(Rows from a figure dataset)
** start **

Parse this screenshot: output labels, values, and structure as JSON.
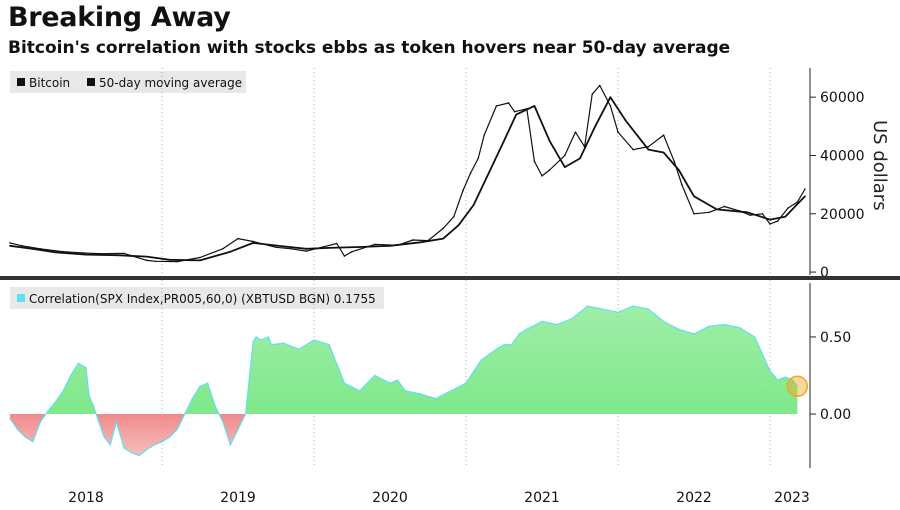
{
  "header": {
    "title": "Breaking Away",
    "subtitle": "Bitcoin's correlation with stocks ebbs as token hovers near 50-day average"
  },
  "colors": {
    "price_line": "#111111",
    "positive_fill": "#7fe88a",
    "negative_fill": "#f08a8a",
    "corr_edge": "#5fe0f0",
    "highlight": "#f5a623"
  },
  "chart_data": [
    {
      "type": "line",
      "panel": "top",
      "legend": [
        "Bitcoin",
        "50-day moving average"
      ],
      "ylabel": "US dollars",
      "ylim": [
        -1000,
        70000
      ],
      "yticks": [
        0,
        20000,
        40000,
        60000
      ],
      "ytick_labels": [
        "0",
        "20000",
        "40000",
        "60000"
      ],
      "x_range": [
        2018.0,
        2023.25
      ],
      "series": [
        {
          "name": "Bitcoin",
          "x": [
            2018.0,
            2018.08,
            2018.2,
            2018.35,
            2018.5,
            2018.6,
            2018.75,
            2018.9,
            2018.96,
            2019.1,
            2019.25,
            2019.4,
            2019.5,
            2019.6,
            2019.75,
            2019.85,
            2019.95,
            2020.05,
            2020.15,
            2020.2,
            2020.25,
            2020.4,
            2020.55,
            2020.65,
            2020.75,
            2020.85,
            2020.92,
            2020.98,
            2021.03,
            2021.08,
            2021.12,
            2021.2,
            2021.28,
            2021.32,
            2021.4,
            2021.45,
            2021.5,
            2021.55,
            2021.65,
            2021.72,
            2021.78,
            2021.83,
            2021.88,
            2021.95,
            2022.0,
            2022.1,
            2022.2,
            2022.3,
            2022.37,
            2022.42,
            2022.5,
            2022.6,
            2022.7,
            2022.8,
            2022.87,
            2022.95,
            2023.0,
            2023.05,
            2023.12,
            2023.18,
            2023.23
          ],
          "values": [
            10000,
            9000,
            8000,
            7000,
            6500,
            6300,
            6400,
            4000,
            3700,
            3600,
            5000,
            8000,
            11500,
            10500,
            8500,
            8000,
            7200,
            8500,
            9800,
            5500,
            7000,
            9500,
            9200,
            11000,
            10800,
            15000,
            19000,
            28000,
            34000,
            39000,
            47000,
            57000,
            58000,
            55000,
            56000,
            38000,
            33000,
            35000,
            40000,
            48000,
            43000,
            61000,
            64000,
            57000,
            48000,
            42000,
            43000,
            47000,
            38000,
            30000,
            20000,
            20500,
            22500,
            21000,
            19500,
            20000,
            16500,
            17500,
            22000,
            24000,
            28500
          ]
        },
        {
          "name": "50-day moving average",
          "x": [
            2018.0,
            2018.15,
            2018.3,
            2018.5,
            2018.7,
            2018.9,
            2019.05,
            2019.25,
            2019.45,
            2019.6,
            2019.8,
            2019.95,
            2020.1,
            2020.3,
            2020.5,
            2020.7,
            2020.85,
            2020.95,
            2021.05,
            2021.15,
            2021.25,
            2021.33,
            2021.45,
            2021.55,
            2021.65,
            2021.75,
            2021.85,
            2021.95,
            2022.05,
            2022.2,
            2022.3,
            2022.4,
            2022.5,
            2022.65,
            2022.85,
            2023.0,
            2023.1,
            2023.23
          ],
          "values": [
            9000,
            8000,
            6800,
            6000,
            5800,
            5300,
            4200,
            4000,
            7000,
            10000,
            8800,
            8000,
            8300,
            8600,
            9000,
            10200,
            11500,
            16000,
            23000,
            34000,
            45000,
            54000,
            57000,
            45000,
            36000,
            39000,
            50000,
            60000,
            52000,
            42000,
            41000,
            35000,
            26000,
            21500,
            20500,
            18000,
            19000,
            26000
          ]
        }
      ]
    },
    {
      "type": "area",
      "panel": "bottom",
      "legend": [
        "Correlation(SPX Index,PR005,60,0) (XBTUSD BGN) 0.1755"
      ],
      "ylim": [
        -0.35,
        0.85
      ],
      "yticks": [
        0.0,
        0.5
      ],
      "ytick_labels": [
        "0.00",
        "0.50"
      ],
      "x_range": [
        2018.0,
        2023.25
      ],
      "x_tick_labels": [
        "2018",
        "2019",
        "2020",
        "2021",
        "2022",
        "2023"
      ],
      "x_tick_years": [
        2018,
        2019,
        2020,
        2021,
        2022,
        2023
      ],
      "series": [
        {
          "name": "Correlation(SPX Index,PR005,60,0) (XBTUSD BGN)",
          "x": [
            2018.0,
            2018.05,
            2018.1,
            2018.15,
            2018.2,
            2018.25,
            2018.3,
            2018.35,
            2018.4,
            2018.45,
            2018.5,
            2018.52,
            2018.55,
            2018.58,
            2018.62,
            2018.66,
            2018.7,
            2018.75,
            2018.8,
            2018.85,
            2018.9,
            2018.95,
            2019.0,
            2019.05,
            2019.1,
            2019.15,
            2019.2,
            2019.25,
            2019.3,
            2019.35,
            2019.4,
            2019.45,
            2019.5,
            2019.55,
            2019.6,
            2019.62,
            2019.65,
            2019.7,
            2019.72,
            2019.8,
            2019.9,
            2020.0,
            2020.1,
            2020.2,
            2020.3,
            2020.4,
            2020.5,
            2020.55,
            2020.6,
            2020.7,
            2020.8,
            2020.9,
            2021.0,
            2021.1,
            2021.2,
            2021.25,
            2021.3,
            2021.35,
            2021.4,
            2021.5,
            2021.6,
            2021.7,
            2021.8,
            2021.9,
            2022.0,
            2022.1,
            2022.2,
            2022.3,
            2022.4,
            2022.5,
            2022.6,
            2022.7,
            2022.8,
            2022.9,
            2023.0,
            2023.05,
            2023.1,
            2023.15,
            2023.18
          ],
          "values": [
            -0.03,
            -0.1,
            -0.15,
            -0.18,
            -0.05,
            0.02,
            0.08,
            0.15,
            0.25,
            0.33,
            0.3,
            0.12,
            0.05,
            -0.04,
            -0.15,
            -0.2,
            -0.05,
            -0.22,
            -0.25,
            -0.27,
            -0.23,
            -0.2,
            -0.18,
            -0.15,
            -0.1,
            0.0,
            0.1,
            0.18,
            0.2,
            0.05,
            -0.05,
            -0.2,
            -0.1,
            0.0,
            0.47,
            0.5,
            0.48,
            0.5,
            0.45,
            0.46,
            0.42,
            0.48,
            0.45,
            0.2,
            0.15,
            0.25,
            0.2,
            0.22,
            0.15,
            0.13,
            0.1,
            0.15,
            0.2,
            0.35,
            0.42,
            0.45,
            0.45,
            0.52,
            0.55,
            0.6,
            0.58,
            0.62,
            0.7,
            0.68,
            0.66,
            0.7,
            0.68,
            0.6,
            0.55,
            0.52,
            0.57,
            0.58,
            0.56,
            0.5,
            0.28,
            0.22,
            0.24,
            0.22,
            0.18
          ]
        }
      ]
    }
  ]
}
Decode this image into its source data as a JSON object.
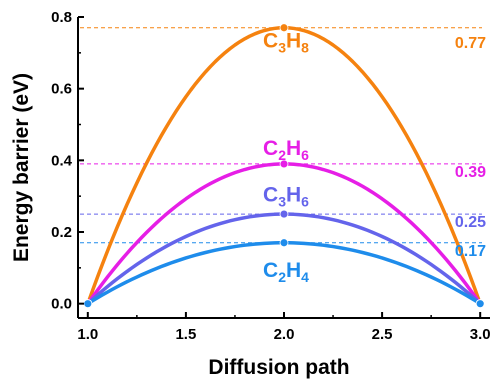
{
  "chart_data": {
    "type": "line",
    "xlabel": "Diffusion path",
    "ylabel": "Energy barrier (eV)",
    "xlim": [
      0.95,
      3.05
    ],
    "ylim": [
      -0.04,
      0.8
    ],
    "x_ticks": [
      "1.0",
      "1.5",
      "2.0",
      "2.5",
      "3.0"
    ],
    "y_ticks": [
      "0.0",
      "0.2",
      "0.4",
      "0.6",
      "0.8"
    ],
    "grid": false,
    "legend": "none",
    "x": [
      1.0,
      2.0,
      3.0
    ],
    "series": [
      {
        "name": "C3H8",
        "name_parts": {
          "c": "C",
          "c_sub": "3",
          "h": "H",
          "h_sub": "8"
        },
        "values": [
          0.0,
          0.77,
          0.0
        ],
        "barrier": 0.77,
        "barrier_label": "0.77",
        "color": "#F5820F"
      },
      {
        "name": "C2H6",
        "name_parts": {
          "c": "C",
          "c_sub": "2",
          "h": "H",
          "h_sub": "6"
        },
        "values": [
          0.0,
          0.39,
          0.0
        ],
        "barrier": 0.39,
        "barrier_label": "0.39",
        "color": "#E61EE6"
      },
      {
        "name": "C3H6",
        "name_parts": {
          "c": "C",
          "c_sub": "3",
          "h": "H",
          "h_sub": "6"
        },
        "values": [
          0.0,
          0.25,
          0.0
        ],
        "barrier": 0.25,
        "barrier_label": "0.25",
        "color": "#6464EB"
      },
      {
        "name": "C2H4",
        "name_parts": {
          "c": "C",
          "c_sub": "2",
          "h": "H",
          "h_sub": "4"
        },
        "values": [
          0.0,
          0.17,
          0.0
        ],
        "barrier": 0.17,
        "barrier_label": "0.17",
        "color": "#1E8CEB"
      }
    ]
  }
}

** end **

-- Job --
The pictures stay out; repeat exactly the lines from the one with "Decode this image" to the end of the entries above, and nothing else.

-- Solution below --
Decode this image into its source data as a JSON object.
{
  "chart_data": {
    "type": "line",
    "xlabel": "Diffusion path",
    "ylabel": "Energy barrier (eV)",
    "xlim": [
      0.95,
      3.05
    ],
    "ylim": [
      -0.04,
      0.8
    ],
    "x_ticks": [
      "1.0",
      "1.5",
      "2.0",
      "2.5",
      "3.0"
    ],
    "y_ticks": [
      "0.0",
      "0.2",
      "0.4",
      "0.6",
      "0.8"
    ],
    "grid": false,
    "legend": "none",
    "x": [
      1.0,
      2.0,
      3.0
    ],
    "series": [
      {
        "name": "C3H8",
        "name_parts": {
          "c": "C",
          "c_sub": "3",
          "h": "H",
          "h_sub": "8"
        },
        "values": [
          0.0,
          0.77,
          0.0
        ],
        "barrier": 0.77,
        "barrier_label": "0.77",
        "color": "#F5820F"
      },
      {
        "name": "C2H6",
        "name_parts": {
          "c": "C",
          "c_sub": "2",
          "h": "H",
          "h_sub": "6"
        },
        "values": [
          0.0,
          0.39,
          0.0
        ],
        "barrier": 0.39,
        "barrier_label": "0.39",
        "color": "#E61EE6"
      },
      {
        "name": "C3H6",
        "name_parts": {
          "c": "C",
          "c_sub": "3",
          "h": "H",
          "h_sub": "6"
        },
        "values": [
          0.0,
          0.25,
          0.0
        ],
        "barrier": 0.25,
        "barrier_label": "0.25",
        "color": "#6464EB"
      },
      {
        "name": "C2H4",
        "name_parts": {
          "c": "C",
          "c_sub": "2",
          "h": "H",
          "h_sub": "4"
        },
        "values": [
          0.0,
          0.17,
          0.0
        ],
        "barrier": 0.17,
        "barrier_label": "0.17",
        "color": "#1E8CEB"
      }
    ]
  }
}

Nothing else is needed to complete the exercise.